● **Exercise**: Images excluded, repeat each entry below exactly.

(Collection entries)
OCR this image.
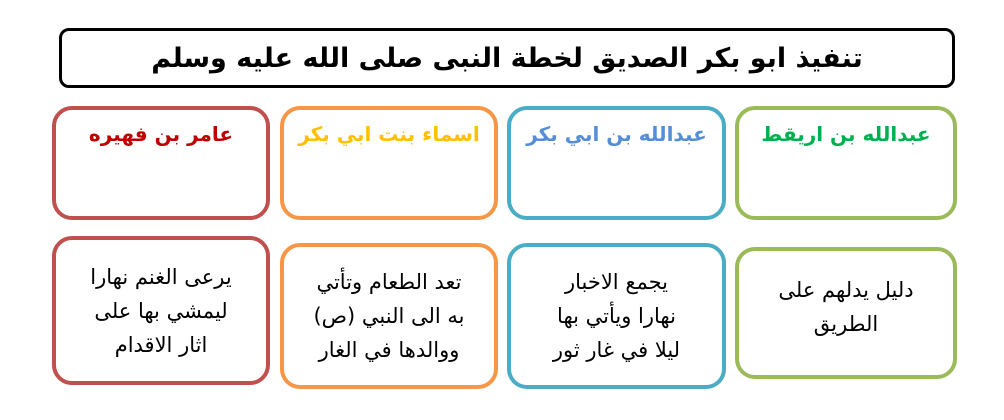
تنفيذ ابو بكر الصديق لخطة النبى صلى الله عليه وسلم
عامر بن فهيره
يرعى الغنم نهارا
ليمشي بها على
اثار الاقدام
اسماء بنت ابي بكر
تعد الطعام وتأتي
به الى النبي (ص)
ووالدها في الغار
عبدالله بن ابي بكر
يجمع الاخبار
نهارا ويأتي بها
ليلا في غار ثور
عبدالله بن اريقط
دليل يدلهم على
الطريق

● **Final result**:
OCR this image.
تنفيذ ابو بكر الصديق لخطة النبى صلى الله عليه وسلم
عامر بن فهيره
يرعى الغنم نهارا
ليمشي بها على
اثار الاقدام
اسماء بنت ابي بكر
تعد الطعام وتأتي
به الى النبي (ص)
ووالدها في الغار
عبدالله بن ابي بكر
يجمع الاخبار
نهارا ويأتي بها
ليلا في غار ثور
عبدالله بن اريقط
دليل يدلهم على
الطريق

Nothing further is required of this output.